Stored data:

=======

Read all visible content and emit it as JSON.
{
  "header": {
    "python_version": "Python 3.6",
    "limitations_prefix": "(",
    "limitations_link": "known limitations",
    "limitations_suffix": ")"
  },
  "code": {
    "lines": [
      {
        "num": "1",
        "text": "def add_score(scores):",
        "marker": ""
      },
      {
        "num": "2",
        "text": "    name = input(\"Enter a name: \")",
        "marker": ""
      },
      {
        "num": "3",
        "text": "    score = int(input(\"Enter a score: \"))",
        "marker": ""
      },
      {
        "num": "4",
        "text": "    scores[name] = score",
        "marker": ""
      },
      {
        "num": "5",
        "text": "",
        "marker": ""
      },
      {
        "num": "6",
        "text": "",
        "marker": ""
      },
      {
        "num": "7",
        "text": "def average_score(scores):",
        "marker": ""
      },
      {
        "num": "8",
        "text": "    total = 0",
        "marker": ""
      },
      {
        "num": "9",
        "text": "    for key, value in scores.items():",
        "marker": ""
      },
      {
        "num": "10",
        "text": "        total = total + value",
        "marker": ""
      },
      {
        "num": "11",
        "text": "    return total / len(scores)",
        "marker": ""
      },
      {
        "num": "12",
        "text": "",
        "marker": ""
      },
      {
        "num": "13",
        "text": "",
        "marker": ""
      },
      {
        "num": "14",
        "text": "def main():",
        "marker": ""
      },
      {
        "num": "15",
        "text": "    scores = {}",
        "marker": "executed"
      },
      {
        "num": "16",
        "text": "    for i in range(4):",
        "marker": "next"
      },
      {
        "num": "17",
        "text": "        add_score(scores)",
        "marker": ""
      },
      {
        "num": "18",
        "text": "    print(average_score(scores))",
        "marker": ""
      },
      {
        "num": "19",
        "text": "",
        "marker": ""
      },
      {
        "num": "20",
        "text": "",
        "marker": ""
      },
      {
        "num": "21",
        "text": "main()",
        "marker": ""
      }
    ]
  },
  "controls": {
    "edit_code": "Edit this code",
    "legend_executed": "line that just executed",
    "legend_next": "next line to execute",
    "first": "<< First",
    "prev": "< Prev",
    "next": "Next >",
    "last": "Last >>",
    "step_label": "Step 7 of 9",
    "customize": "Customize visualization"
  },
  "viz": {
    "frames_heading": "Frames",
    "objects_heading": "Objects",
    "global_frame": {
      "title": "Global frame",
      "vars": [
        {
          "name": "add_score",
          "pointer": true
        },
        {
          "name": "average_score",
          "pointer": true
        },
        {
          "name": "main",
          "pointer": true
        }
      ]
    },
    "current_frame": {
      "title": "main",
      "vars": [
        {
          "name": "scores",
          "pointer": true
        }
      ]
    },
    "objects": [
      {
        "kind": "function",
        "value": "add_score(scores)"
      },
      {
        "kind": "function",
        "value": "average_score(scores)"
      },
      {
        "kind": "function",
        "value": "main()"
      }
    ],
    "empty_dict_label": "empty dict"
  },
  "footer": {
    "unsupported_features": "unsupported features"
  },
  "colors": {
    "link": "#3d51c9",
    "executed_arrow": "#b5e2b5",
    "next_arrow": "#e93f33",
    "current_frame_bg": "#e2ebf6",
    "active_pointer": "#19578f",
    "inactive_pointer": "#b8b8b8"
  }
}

=======

» **INSTRUCTION**
Copy all of the data exactly.

» **OUTPUT BELOW**
Read all visible content and emit it as JSON.
{
  "header": {
    "python_version": "Python 3.6",
    "limitations_prefix": "(",
    "limitations_link": "known limitations",
    "limitations_suffix": ")"
  },
  "code": {
    "lines": [
      {
        "num": "1",
        "text": "def add_score(scores):",
        "marker": ""
      },
      {
        "num": "2",
        "text": "    name = input(\"Enter a name: \")",
        "marker": ""
      },
      {
        "num": "3",
        "text": "    score = int(input(\"Enter a score: \"))",
        "marker": ""
      },
      {
        "num": "4",
        "text": "    scores[name] = score",
        "marker": ""
      },
      {
        "num": "5",
        "text": "",
        "marker": ""
      },
      {
        "num": "6",
        "text": "",
        "marker": ""
      },
      {
        "num": "7",
        "text": "def average_score(scores):",
        "marker": ""
      },
      {
        "num": "8",
        "text": "    total = 0",
        "marker": ""
      },
      {
        "num": "9",
        "text": "    for key, value in scores.items():",
        "marker": ""
      },
      {
        "num": "10",
        "text": "        total = total + value",
        "marker": ""
      },
      {
        "num": "11",
        "text": "    return total / len(scores)",
        "marker": ""
      },
      {
        "num": "12",
        "text": "",
        "marker": ""
      },
      {
        "num": "13",
        "text": "",
        "marker": ""
      },
      {
        "num": "14",
        "text": "def main():",
        "marker": ""
      },
      {
        "num": "15",
        "text": "    scores = {}",
        "marker": "executed"
      },
      {
        "num": "16",
        "text": "    for i in range(4):",
        "marker": "next"
      },
      {
        "num": "17",
        "text": "        add_score(scores)",
        "marker": ""
      },
      {
        "num": "18",
        "text": "    print(average_score(scores))",
        "marker": ""
      },
      {
        "num": "19",
        "text": "",
        "marker": ""
      },
      {
        "num": "20",
        "text": "",
        "marker": ""
      },
      {
        "num": "21",
        "text": "main()",
        "marker": ""
      }
    ]
  },
  "controls": {
    "edit_code": "Edit this code",
    "legend_executed": "line that just executed",
    "legend_next": "next line to execute",
    "first": "<< First",
    "prev": "< Prev",
    "next": "Next >",
    "last": "Last >>",
    "step_label": "Step 7 of 9",
    "customize": "Customize visualization"
  },
  "viz": {
    "frames_heading": "Frames",
    "objects_heading": "Objects",
    "global_frame": {
      "title": "Global frame",
      "vars": [
        {
          "name": "add_score",
          "pointer": true
        },
        {
          "name": "average_score",
          "pointer": true
        },
        {
          "name": "main",
          "pointer": true
        }
      ]
    },
    "current_frame": {
      "title": "main",
      "vars": [
        {
          "name": "scores",
          "pointer": true
        }
      ]
    },
    "objects": [
      {
        "kind": "function",
        "value": "add_score(scores)"
      },
      {
        "kind": "function",
        "value": "average_score(scores)"
      },
      {
        "kind": "function",
        "value": "main()"
      }
    ],
    "empty_dict_label": "empty dict"
  },
  "footer": {
    "unsupported_features": "unsupported features"
  },
  "colors": {
    "link": "#3d51c9",
    "executed_arrow": "#b5e2b5",
    "next_arrow": "#e93f33",
    "current_frame_bg": "#e2ebf6",
    "active_pointer": "#19578f",
    "inactive_pointer": "#b8b8b8"
  }
}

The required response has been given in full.